> [Exercise goal]:
Tell how many lines in these records contain the string "title", with only the number as the reply.

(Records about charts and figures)
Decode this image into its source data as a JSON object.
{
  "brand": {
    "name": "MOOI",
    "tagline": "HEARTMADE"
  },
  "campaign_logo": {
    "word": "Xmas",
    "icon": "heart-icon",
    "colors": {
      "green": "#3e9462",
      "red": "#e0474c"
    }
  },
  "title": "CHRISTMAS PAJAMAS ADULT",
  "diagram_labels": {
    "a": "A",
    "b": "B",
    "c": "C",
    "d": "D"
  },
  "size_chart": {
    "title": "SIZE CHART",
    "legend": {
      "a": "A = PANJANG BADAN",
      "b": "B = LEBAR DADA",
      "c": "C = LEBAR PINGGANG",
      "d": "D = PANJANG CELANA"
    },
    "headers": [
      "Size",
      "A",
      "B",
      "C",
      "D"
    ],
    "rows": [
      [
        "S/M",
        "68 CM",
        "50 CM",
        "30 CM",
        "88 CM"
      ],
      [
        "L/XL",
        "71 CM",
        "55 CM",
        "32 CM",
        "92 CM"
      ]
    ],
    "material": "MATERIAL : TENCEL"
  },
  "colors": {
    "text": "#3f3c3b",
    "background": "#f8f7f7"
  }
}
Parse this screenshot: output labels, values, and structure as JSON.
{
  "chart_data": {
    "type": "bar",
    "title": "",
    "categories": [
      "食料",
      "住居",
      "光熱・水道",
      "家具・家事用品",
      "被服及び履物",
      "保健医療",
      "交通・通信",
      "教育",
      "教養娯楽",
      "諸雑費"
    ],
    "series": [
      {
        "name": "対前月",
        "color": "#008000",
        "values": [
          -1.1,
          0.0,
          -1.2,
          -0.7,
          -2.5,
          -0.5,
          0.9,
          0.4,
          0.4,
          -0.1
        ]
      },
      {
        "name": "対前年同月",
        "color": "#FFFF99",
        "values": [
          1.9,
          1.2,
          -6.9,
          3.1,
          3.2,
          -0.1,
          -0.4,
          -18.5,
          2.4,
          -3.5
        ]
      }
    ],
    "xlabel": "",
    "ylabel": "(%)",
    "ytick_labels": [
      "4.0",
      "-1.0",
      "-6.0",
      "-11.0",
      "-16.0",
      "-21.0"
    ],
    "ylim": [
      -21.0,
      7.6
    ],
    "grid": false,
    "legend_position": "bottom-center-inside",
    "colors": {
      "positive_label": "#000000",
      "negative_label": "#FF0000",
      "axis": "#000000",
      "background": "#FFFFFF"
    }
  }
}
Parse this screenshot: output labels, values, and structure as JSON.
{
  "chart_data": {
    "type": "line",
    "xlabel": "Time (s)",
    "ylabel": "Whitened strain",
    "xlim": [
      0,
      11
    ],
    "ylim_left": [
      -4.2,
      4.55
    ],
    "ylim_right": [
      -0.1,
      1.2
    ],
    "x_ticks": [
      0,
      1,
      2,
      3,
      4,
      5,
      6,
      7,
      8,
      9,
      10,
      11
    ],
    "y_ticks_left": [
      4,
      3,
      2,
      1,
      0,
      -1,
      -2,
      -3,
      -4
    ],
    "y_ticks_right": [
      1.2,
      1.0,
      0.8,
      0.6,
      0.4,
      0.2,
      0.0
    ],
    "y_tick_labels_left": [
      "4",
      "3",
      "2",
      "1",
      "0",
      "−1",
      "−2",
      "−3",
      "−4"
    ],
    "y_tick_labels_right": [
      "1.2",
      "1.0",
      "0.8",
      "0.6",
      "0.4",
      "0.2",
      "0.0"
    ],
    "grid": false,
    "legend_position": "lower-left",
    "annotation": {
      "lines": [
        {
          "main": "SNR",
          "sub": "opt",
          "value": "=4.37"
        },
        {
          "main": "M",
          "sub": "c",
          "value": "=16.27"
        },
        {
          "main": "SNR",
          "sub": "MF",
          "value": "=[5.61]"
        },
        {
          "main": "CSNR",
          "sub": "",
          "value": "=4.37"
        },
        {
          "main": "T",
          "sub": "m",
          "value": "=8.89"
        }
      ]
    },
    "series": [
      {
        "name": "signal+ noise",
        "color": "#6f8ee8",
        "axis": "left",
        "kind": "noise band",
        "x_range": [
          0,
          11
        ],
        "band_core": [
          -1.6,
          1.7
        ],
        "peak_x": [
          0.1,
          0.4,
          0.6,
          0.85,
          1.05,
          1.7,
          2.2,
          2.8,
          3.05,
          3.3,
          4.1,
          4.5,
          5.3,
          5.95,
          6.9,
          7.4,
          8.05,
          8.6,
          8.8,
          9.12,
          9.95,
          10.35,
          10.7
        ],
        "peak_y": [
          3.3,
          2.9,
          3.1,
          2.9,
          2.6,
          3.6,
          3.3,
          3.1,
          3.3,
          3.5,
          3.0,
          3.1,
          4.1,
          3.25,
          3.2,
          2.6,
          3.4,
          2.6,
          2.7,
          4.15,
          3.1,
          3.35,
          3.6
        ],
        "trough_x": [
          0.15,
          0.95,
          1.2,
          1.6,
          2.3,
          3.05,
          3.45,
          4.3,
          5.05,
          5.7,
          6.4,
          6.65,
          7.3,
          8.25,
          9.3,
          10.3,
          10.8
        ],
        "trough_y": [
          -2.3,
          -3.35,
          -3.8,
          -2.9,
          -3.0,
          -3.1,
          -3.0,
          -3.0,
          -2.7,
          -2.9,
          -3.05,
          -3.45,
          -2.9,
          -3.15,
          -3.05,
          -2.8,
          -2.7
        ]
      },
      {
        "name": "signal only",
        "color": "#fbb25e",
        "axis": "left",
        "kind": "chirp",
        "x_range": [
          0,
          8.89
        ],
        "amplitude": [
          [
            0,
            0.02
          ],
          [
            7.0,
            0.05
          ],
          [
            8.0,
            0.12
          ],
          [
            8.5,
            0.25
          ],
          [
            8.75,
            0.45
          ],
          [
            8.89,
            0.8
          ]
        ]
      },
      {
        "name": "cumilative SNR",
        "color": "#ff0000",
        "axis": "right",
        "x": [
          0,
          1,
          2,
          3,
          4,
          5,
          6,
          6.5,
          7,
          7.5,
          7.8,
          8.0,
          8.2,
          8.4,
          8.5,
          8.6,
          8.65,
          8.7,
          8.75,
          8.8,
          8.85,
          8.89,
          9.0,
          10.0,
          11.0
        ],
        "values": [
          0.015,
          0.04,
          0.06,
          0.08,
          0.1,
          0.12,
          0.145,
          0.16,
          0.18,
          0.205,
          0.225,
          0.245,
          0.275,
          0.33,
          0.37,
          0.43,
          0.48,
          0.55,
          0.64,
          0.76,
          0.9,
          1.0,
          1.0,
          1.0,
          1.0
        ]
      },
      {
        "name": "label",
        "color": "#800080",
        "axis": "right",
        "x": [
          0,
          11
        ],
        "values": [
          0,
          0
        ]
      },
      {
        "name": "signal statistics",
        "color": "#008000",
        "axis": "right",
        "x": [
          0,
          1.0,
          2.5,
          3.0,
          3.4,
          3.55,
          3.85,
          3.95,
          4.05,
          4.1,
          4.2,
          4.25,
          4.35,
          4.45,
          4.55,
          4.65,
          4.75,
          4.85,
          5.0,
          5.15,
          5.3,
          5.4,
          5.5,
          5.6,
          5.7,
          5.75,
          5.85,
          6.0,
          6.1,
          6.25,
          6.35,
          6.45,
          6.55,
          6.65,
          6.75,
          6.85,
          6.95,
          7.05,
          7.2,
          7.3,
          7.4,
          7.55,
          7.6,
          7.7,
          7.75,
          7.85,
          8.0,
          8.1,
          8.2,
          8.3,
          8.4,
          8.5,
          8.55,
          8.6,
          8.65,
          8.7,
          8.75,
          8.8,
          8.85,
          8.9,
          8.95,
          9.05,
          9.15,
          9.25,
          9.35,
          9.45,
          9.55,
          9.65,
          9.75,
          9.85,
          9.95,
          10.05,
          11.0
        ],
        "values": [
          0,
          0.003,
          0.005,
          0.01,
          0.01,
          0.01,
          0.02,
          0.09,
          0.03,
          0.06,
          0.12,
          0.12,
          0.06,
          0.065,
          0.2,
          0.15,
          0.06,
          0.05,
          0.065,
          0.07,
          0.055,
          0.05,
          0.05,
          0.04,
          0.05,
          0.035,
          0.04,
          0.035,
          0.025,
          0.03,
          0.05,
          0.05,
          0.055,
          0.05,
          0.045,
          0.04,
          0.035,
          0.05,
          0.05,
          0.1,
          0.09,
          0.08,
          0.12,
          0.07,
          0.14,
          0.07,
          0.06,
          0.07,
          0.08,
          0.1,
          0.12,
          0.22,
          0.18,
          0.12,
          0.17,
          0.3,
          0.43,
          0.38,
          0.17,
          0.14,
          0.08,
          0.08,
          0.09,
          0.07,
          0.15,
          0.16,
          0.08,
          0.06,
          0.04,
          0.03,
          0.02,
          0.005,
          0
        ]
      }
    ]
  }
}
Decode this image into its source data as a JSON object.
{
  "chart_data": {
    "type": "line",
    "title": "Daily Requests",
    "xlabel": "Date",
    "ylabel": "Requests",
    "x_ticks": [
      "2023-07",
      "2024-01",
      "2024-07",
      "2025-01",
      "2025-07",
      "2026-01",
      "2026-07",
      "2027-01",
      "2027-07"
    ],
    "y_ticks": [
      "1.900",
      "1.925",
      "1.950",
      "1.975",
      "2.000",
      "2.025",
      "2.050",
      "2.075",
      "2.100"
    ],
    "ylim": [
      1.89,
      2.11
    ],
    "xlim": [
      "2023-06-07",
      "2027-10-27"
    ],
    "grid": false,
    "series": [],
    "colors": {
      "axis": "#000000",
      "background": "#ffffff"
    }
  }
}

> [Reply to the task]:
4